■ PROVIDED MATERIAL
____________

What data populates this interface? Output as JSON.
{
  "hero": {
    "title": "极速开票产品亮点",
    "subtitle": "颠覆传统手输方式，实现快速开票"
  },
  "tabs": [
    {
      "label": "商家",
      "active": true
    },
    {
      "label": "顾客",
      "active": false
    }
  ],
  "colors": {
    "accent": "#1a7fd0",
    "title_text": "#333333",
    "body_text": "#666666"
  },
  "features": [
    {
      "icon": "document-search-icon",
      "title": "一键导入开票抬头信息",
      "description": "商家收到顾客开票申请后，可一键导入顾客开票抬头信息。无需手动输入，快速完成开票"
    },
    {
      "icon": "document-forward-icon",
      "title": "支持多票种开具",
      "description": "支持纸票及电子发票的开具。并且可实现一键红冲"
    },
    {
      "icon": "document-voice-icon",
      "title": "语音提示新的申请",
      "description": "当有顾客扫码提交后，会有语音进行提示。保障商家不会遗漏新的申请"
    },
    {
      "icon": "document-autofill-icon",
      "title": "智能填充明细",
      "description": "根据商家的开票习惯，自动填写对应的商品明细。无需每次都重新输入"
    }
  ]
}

____________

Reproduce the data in full, exactly as presented.

What data populates this interface? Output as JSON.
{
  "hero": {
    "title": "极速开票产品亮点",
    "subtitle": "颠覆传统手输方式，实现快速开票"
  },
  "tabs": [
    {
      "label": "商家",
      "active": true
    },
    {
      "label": "顾客",
      "active": false
    }
  ],
  "colors": {
    "accent": "#1a7fd0",
    "title_text": "#333333",
    "body_text": "#666666"
  },
  "features": [
    {
      "icon": "document-search-icon",
      "title": "一键导入开票抬头信息",
      "description": "商家收到顾客开票申请后，可一键导入顾客开票抬头信息。无需手动输入，快速完成开票"
    },
    {
      "icon": "document-forward-icon",
      "title": "支持多票种开具",
      "description": "支持纸票及电子发票的开具。并且可实现一键红冲"
    },
    {
      "icon": "document-voice-icon",
      "title": "语音提示新的申请",
      "description": "当有顾客扫码提交后，会有语音进行提示。保障商家不会遗漏新的申请"
    },
    {
      "icon": "document-autofill-icon",
      "title": "智能填充明细",
      "description": "根据商家的开票习惯，自动填写对应的商品明细。无需每次都重新输入"
    }
  ]
}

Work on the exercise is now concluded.